CONSIGNA ESCRITA 1: Según el texto sobre la devaluación del rublo, ¿qué porcentaje de su producción exporta Severstal?
CONSIGNA ESCRITA 2: Escribe la continuación del texto sobre la devaluación del rublo a partir de su última oración.

Aun cuando está mejor administrada que muchas compañías rusas, Severstal no es atípica. Según los datos de Bloomberg, alrededor de 78 por ciento de las compañías rusas en el índice MICEX mostraron un mayor crecimiento en sus utilidades que sus equivalente mundiales. Y las compañías rusas en su conjunto ahora son más redituables que sus equivalentes en el índice MSCI de Mercados Emergentes.
¿Qué está rescatando a Rusia? Por segunda vez en dos décadas, Rusia está mostrando que aun cuando una caída pronunciada en el valor de su moneda sí provoca malestar financiero —aumenta los precios de las importaciones y hace que cualquier deuda externa que Rusia o sus compañías hayan contraído mucho más costosa en términos del rublo— también produce con el tiempo beneficios económicos como lo marca el libro. Dado que una devaluación aumenta los precios de las importaciones, también allana el camino para lo que los economistas llaman “sustitución de importaciones”, una manera burda de decir que los consumidores empiezan a comprar los productos menos caros producidos localmente en vez de artículos importados.
Para las compañías como Severstal, que exporta casi 20 por ciento de su producción, los beneficios de la devaluación son obvios: todos los costos necesarios para producir acero en Rusia —mineral de hierro, manganeso, níquel, mano de obra, electricidad— son tasados en rublos. Ello significa que los costos relativos de las compañías ante los de sus competidores internacionales se han desplomado. Al mismo tiempo, todo acero que venden al exterior es tasado ya sea en dólares estadounidenses o euros, los cuales han aumentado su valor ante el rublo. Cuando las compañías traen de vuelta los dólares de sus ventas, valen mucho más en rublos hoy que hace un año.

DATOS SIN PROCESAR:
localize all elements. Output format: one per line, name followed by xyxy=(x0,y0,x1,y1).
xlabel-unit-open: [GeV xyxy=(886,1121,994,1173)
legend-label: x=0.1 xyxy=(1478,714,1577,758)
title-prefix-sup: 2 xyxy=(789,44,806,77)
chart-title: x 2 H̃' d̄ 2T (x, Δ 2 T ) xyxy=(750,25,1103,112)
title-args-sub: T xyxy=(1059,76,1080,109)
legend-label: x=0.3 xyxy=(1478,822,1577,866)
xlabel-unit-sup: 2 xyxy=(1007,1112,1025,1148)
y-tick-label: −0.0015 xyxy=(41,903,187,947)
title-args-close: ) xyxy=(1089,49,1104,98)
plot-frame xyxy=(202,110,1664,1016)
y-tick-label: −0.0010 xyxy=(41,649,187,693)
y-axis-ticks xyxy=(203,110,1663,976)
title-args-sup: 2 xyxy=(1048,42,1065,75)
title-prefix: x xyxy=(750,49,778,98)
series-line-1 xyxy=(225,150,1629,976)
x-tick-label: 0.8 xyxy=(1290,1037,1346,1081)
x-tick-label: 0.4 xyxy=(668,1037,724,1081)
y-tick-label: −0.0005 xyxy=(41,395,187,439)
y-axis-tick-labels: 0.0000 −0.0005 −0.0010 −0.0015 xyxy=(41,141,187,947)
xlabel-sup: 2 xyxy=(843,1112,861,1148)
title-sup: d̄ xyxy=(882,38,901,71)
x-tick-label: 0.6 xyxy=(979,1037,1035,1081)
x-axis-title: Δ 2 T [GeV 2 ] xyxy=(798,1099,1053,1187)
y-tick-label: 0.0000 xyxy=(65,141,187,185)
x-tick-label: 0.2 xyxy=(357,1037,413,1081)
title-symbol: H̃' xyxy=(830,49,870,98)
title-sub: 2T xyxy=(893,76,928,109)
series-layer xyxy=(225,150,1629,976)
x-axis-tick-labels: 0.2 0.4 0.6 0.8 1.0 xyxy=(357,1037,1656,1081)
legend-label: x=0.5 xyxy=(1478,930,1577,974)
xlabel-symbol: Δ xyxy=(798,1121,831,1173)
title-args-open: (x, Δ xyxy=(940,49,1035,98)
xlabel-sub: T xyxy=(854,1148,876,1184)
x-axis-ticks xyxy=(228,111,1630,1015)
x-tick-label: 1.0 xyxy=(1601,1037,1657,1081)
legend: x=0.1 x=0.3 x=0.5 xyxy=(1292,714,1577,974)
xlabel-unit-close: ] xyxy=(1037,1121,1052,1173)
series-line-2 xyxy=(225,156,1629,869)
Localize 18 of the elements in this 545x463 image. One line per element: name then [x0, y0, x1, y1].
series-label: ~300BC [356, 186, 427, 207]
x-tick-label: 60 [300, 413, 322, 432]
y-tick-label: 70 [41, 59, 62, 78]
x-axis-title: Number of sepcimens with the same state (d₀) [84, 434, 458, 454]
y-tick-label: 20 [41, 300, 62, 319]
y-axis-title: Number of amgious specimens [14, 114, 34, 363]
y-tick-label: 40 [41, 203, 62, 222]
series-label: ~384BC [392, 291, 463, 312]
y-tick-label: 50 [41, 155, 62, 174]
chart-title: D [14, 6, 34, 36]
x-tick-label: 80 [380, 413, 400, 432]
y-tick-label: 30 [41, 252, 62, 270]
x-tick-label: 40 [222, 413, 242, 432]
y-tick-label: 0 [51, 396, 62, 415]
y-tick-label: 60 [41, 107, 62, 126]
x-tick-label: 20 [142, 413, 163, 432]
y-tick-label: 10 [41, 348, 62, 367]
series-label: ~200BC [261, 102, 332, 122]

RESPUESTA DEL EJERCICIO 1: Severstal exporta casi el 20 por ciento de su producción.

RESPUESTA DEL EJERCICIO 2:
El mismo fenómeno se aplica a lo grande en el enorme sector energético de Rusia. Moscú exporta cantidades enormes de petróleo y gas, y trae de vuelta dólares por ello. Es la razón por la cual Rosneft, un enorme productor de petróleo con lazos cercanos al Kremlin de Putin, reportó un aumento en sus utilidades de 18 por ciento el año pasado, en comparación con un aumento menor al 1 por ciento para sus competidores internacionales, según datos de Bloomberg. Esto es una gran parte de la razón por la que el ingreso fiscal de Rusia no se ha ido por el despeñadero, mitigando en cierta forma el malestar por la crisis del año pasado. La producción petrolera de Rusia todavía está cerca de sus máximos históricos; una de las razones, junto con la continua producción a toda marcha de los saudíes, por las que el precio sigue bajo.
El mundo no debería sorprenderse de lo que ha sucedido. Más o menos lo mismo sucedió en 1998, cuando la crisis financiera asiática se extendió a Rusia y Moscú incumplió con su deuda internacional y devaluó el rublo. Hubo un impacto económico negativo e inmediato, seguido por una recuperación impulsada por la sustitución de importaciones que fue más pronunciada de lo que la mayoría de los economistas internacionales por entonces creyeron que ocurriría. “Esto sugiere una recuperación económica ahora similar en su naturaleza, aunque no necesariamente en su magnitud, a la posterior a 1998”, dice Ivan Tchakarov, economista de Citicorp.
Por supuesto, lo que ha cambiado desde entonces es la naturaleza del gobierno ruso y cómo es percibido este en Occidente. Por entonces, Rusia era una democracia nueva y tambaleante que trataba de hacer su transición al capitalismo, a la que el mundo desarrollado trataba desesperadamente de estabilizar. Hoy, menos de dos décadas después, Putin se halla en la cima del Kremlin, abiertamente hostil con Estados Unidos en lo que parece ser una agenda revanchista: volviendo a montar lenta pero seguramente a la vieja Unión Soviética.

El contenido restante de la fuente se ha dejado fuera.